Write out the listing exactly as it is given.

::: Material for this task :::

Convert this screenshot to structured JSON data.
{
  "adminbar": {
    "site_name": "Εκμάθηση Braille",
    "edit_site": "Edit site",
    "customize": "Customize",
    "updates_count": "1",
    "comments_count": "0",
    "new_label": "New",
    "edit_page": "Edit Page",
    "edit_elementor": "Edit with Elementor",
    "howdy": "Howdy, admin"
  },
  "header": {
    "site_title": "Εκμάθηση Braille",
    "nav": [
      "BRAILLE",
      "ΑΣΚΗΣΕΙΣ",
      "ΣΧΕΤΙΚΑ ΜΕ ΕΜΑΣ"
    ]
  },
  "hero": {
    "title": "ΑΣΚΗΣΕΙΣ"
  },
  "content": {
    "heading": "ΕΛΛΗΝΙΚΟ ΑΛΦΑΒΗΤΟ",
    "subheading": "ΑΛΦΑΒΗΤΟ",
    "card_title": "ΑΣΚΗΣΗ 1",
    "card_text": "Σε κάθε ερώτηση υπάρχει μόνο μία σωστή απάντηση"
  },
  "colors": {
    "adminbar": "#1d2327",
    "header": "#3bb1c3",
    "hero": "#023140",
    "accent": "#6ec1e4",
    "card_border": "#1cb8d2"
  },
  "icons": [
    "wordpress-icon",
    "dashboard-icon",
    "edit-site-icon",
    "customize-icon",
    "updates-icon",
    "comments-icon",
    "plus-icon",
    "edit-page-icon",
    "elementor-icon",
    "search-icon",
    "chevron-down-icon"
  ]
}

:::

## Response for this exercise
Convert this screenshot to structured JSON data.
{
  "adminbar": {
    "site_name": "Εκμάθηση Braille",
    "edit_site": "Edit site",
    "customize": "Customize",
    "updates_count": "1",
    "comments_count": "0",
    "new_label": "New",
    "edit_page": "Edit Page",
    "edit_elementor": "Edit with Elementor",
    "howdy": "Howdy, admin"
  },
  "header": {
    "site_title": "Εκμάθηση Braille",
    "nav": [
      "BRAILLE",
      "ΑΣΚΗΣΕΙΣ",
      "ΣΧΕΤΙΚΑ ΜΕ ΕΜΑΣ"
    ]
  },
  "hero": {
    "title": "ΑΣΚΗΣΕΙΣ"
  },
  "content": {
    "heading": "ΕΛΛΗΝΙΚΟ ΑΛΦΑΒΗΤΟ",
    "subheading": "ΑΛΦΑΒΗΤΟ",
    "card_title": "ΑΣΚΗΣΗ 1",
    "card_text": "Σε κάθε ερώτηση υπάρχει μόνο μία σωστή απάντηση"
  },
  "colors": {
    "adminbar": "#1d2327",
    "header": "#3bb1c3",
    "hero": "#023140",
    "accent": "#6ec1e4",
    "card_border": "#1cb8d2"
  },
  "icons": [
    "wordpress-icon",
    "dashboard-icon",
    "edit-site-icon",
    "customize-icon",
    "updates-icon",
    "comments-icon",
    "plus-icon",
    "edit-page-icon",
    "elementor-icon",
    "search-icon",
    "chevron-down-icon"
  ]
}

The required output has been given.